_Exercises to complete_
a. Edit the essay on healthcare and DoorDash by rewriting it from "I Worked Healthcare" to "with belligerent families." with "UPS" changed to "FedEx".
b. Answer these questions from the essay on healthcare and DoorDash:
(i) In what year did the writer graduate from high school?
(ii) What position did the writer reach on the nightshift in 2011?
(iii) What job did the writer hold by 2013?

_Provided passage_
I Worked Healthcare For a Decade, Discovered Freedom Being a Dasher with DoorDash

I graduated from Seneca High School/Jefferson County in 2010. Graduating earlier than my friends, I went straight to working at a daycare with my mom, to Target, then UPS. I also worked at Gattiland [for a weekend], long enough to waste my time filling out the W-4 before realizing the pay was not worth it to deal with belligerent families.

I was able to focus my time on doing two jobs, Target and UPS. Not long after, I applied for a job in healthcare as a Transporter. I made my way to Lead Transporter on the nightshift in 2011 and enjoyed running a hospital on my own terms while abiding my hospital policy. In 2012, I was exhausted with the lack of pay and lack of appreciation from management, that I decided it was time to transfer.

By 2013, I worked as a patient care tech on a pre-op post-op cardiac intervention unit and learned so much over the years. It was amazing learning people’s stories leading them to my unit. I felt I really made a difference one patient at a time, no matter the patient’s background or demographics.

_Source data_
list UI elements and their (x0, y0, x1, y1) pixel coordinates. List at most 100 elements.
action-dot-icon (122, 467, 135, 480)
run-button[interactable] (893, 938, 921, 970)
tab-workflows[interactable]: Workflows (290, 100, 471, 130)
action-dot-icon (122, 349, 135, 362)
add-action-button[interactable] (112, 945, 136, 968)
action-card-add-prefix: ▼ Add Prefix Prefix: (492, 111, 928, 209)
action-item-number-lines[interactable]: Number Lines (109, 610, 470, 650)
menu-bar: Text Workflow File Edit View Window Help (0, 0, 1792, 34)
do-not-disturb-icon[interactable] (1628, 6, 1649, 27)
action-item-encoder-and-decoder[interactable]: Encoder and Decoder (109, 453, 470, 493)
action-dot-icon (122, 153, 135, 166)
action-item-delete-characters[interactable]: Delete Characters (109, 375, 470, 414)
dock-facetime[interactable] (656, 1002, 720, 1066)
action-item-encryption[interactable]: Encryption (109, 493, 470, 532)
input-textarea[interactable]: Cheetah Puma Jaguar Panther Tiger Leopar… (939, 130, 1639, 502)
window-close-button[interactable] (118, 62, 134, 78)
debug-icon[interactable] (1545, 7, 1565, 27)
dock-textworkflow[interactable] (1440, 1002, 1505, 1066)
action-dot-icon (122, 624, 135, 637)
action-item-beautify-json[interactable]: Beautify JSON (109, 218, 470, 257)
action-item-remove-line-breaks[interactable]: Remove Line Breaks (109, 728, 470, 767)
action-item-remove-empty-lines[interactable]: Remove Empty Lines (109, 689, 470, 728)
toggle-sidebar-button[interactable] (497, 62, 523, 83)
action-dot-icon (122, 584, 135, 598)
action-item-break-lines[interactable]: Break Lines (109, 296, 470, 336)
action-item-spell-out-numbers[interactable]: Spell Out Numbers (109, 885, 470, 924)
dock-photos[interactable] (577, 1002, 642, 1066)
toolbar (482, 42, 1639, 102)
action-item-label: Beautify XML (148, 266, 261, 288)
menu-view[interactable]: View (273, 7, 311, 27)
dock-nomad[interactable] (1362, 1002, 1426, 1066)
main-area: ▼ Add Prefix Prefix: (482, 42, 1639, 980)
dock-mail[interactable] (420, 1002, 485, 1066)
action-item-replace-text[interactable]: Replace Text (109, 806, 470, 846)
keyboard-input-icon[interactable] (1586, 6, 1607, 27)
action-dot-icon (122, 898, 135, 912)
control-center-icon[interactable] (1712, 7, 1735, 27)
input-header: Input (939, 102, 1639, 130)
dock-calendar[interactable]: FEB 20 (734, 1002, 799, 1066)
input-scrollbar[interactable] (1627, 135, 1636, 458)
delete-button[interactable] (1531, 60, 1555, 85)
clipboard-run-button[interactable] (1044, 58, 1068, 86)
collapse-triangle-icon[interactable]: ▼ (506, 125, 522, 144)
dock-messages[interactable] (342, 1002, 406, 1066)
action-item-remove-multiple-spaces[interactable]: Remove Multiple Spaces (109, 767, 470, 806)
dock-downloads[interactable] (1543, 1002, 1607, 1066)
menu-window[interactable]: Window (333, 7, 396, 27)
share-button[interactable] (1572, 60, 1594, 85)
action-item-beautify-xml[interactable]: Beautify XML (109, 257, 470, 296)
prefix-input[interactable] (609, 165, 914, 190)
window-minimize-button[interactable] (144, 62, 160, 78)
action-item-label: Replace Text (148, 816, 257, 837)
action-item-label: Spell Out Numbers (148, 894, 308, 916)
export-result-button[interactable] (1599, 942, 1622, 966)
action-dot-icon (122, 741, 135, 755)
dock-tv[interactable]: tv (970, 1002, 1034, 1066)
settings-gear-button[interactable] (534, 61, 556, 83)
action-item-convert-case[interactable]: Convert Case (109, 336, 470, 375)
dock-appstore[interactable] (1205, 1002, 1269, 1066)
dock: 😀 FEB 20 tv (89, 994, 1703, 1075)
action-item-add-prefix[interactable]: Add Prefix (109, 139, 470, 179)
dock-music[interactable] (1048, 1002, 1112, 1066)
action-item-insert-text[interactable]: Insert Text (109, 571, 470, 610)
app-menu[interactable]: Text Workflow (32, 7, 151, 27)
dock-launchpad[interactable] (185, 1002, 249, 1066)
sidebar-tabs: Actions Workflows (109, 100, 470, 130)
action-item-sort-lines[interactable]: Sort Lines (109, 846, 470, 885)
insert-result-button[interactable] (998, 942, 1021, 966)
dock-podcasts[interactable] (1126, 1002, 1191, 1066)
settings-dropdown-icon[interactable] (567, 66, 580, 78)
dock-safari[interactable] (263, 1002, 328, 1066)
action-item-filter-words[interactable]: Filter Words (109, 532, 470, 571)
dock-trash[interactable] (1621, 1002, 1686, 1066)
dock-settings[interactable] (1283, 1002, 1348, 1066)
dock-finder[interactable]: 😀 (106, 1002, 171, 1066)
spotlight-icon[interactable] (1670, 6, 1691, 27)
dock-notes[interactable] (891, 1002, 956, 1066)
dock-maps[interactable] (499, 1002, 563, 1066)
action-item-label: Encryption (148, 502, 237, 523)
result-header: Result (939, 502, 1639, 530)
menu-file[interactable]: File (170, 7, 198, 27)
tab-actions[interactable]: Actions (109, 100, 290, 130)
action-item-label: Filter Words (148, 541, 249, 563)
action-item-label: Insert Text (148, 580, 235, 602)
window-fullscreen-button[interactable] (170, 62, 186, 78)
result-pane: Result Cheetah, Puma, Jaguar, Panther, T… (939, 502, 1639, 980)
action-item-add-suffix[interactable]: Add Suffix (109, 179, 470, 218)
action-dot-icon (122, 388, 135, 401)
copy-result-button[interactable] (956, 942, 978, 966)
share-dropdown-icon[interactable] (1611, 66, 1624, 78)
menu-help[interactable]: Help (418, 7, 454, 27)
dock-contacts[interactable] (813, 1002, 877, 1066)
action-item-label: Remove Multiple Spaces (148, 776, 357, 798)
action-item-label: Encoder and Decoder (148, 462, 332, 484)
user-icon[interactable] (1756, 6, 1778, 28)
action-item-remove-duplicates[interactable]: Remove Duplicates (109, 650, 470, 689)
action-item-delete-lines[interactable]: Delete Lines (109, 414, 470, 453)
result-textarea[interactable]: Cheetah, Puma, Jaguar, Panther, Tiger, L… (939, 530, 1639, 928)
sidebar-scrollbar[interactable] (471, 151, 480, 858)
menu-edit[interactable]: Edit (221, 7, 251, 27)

_Activity answers_
a.
I Worked Healthcare For a Decade, Discovered Freedom Being a Dasher with DoorDash

I graduated from Seneca High School/Jefferson County in 2010. Graduating earlier than my friends, I went straight to working at a daycare with my mom, to Target, then FedEx. I also worked at Gattiland [for a weekend], long enough to waste my time filling out the W-4 before realizing the pay was not worth it to deal with belligerent families.

b.
(i) 2010
(ii) Lead Transporter
(iii) Patient care tech on a pre-op post-op cardiac intervention unit